## What you are asked to do
Can you write out all of the material below, word for word?

==================================================

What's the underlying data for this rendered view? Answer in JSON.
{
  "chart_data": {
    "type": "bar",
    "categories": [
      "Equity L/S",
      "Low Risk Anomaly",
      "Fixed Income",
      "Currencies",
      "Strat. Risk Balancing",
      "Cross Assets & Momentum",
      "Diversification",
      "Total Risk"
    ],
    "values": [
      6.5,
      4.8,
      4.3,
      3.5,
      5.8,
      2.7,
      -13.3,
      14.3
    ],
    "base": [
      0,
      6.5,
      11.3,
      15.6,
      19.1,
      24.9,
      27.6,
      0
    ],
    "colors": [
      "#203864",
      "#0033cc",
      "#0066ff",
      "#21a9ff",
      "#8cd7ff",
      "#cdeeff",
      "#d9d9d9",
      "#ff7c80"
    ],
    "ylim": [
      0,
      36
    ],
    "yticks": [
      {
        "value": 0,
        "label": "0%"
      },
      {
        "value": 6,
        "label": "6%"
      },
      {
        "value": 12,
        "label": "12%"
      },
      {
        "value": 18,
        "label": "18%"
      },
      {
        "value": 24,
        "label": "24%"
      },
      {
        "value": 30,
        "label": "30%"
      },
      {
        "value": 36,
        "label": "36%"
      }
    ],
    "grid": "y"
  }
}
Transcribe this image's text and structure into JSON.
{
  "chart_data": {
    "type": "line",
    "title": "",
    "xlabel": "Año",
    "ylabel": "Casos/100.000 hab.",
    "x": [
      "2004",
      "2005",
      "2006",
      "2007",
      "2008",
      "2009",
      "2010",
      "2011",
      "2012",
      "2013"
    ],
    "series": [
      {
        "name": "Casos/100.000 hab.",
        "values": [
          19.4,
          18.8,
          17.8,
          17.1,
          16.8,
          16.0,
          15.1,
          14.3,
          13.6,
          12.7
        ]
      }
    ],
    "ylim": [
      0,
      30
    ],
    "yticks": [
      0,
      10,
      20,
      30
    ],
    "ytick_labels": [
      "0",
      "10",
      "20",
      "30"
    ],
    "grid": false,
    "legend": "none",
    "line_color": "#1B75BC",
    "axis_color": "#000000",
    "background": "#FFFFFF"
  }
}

==================================================

## Correct output
What's the underlying data for this rendered view? Answer in JSON.
{
  "chart_data": {
    "type": "bar",
    "categories": [
      "Equity L/S",
      "Low Risk Anomaly",
      "Fixed Income",
      "Currencies",
      "Strat. Risk Balancing",
      "Cross Assets & Momentum",
      "Diversification",
      "Total Risk"
    ],
    "values": [
      6.5,
      4.8,
      4.3,
      3.5,
      5.8,
      2.7,
      -13.3,
      14.3
    ],
    "base": [
      0,
      6.5,
      11.3,
      15.6,
      19.1,
      24.9,
      27.6,
      0
    ],
    "colors": [
      "#203864",
      "#0033cc",
      "#0066ff",
      "#21a9ff",
      "#8cd7ff",
      "#cdeeff",
      "#d9d9d9",
      "#ff7c80"
    ],
    "ylim": [
      0,
      36
    ],
    "yticks": [
      {
        "value": 0,
        "label": "0%"
      },
      {
        "value": 6,
        "label": "6%"
      },
      {
        "value": 12,
        "label": "12%"
      },
      {
        "value": 18,
        "label": "18%"
      },
      {
        "value": 24,
        "label": "24%"
      },
      {
        "value": 30,
        "label": "30%"
      },
      {
        "value": 36,
        "label": "36%"
      }
    ],
    "grid": "y"
  }
}
Transcribe this image's text and structure into JSON.
{
  "chart_data": {
    "type": "line",
    "title": "",
    "xlabel": "Año",
    "ylabel": "Casos/100.000 hab.",
    "x": [
      "2004",
      "2005",
      "2006",
      "2007",
      "2008",
      "2009",
      "2010",
      "2011",
      "2012",
      "2013"
    ],
    "series": [
      {
        "name": "Casos/100.000 hab.",
        "values": [
          19.4,
          18.8,
          17.8,
          17.1,
          16.8,
          16.0,
          15.1,
          14.3,
          13.6,
          12.7
        ]
      }
    ],
    "ylim": [
      0,
      30
    ],
    "yticks": [
      0,
      10,
      20,
      30
    ],
    "ytick_labels": [
      "0",
      "10",
      "20",
      "30"
    ],
    "grid": false,
    "legend": "none",
    "line_color": "#1B75BC",
    "axis_color": "#000000",
    "background": "#FFFFFF"
  }
}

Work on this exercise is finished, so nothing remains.